> DIRECTIONS: Reproduce each line exactly. Skip none.

> ENTRIES SUPPLIED:
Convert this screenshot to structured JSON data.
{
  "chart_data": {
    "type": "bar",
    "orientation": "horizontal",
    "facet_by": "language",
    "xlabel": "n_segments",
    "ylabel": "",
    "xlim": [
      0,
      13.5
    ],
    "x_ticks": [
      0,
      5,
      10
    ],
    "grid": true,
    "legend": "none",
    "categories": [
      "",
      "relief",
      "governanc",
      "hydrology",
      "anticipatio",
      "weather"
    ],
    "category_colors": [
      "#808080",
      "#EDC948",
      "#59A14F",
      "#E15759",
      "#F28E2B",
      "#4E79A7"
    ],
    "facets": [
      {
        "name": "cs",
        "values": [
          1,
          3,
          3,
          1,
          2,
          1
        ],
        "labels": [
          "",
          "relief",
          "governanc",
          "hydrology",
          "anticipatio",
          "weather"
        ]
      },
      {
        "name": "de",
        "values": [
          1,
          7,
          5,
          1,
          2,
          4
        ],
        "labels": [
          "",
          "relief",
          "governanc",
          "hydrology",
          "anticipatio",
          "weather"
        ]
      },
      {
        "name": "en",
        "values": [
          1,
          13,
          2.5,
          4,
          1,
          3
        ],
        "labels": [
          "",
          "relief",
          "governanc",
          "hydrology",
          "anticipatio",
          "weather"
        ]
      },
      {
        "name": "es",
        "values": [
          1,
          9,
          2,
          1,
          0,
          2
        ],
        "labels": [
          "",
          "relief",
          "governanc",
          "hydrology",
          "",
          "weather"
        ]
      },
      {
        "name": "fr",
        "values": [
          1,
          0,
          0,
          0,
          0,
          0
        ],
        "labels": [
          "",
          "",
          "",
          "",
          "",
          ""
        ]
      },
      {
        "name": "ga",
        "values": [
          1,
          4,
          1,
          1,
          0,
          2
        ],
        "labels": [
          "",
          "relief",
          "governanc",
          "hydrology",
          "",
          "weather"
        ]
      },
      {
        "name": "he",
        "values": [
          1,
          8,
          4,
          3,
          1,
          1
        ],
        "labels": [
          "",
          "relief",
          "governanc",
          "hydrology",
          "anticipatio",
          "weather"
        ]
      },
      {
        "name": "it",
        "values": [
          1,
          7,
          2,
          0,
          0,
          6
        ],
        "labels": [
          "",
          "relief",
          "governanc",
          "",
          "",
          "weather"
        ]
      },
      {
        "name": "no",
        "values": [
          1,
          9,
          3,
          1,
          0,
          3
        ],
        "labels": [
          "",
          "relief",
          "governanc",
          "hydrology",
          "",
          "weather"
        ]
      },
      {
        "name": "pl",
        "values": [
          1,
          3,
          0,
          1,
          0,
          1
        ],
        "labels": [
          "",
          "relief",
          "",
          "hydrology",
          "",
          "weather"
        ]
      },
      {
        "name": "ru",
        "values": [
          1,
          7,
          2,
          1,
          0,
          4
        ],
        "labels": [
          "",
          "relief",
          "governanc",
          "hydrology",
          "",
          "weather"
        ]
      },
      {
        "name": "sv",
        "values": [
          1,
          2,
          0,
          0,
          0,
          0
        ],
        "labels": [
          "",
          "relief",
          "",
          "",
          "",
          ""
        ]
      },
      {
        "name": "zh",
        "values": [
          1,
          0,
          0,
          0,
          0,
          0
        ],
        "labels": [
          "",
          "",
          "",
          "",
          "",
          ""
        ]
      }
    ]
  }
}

> SOLUTION TO THE EXERCISE:
Convert this screenshot to structured JSON data.
{
  "chart_data": {
    "type": "bar",
    "orientation": "horizontal",
    "facet_by": "language",
    "xlabel": "n_segments",
    "ylabel": "",
    "xlim": [
      0,
      13.5
    ],
    "x_ticks": [
      0,
      5,
      10
    ],
    "grid": true,
    "legend": "none",
    "categories": [
      "",
      "relief",
      "governanc",
      "hydrology",
      "anticipatio",
      "weather"
    ],
    "category_colors": [
      "#808080",
      "#EDC948",
      "#59A14F",
      "#E15759",
      "#F28E2B",
      "#4E79A7"
    ],
    "facets": [
      {
        "name": "cs",
        "values": [
          1,
          3,
          3,
          1,
          2,
          1
        ],
        "labels": [
          "",
          "relief",
          "governanc",
          "hydrology",
          "anticipatio",
          "weather"
        ]
      },
      {
        "name": "de",
        "values": [
          1,
          7,
          5,
          1,
          2,
          4
        ],
        "labels": [
          "",
          "relief",
          "governanc",
          "hydrology",
          "anticipatio",
          "weather"
        ]
      },
      {
        "name": "en",
        "values": [
          1,
          13,
          2.5,
          4,
          1,
          3
        ],
        "labels": [
          "",
          "relief",
          "governanc",
          "hydrology",
          "anticipatio",
          "weather"
        ]
      },
      {
        "name": "es",
        "values": [
          1,
          9,
          2,
          1,
          0,
          2
        ],
        "labels": [
          "",
          "relief",
          "governanc",
          "hydrology",
          "",
          "weather"
        ]
      },
      {
        "name": "fr",
        "values": [
          1,
          0,
          0,
          0,
          0,
          0
        ],
        "labels": [
          "",
          "",
          "",
          "",
          "",
          ""
        ]
      },
      {
        "name": "ga",
        "values": [
          1,
          4,
          1,
          1,
          0,
          2
        ],
        "labels": [
          "",
          "relief",
          "governanc",
          "hydrology",
          "",
          "weather"
        ]
      },
      {
        "name": "he",
        "values": [
          1,
          8,
          4,
          3,
          1,
          1
        ],
        "labels": [
          "",
          "relief",
          "governanc",
          "hydrology",
          "anticipatio",
          "weather"
        ]
      },
      {
        "name": "it",
        "values": [
          1,
          7,
          2,
          0,
          0,
          6
        ],
        "labels": [
          "",
          "relief",
          "governanc",
          "",
          "",
          "weather"
        ]
      },
      {
        "name": "no",
        "values": [
          1,
          9,
          3,
          1,
          0,
          3
        ],
        "labels": [
          "",
          "relief",
          "governanc",
          "hydrology",
          "",
          "weather"
        ]
      },
      {
        "name": "pl",
        "values": [
          1,
          3,
          0,
          1,
          0,
          1
        ],
        "labels": [
          "",
          "relief",
          "",
          "hydrology",
          "",
          "weather"
        ]
      },
      {
        "name": "ru",
        "values": [
          1,
          7,
          2,
          1,
          0,
          4
        ],
        "labels": [
          "",
          "relief",
          "governanc",
          "hydrology",
          "",
          "weather"
        ]
      },
      {
        "name": "sv",
        "values": [
          1,
          2,
          0,
          0,
          0,
          0
        ],
        "labels": [
          "",
          "relief",
          "",
          "",
          "",
          ""
        ]
      },
      {
        "name": "zh",
        "values": [
          1,
          0,
          0,
          0,
          0,
          0
        ],
        "labels": [
          "",
          "",
          "",
          "",
          "",
          ""
        ]
      }
    ]
  }
}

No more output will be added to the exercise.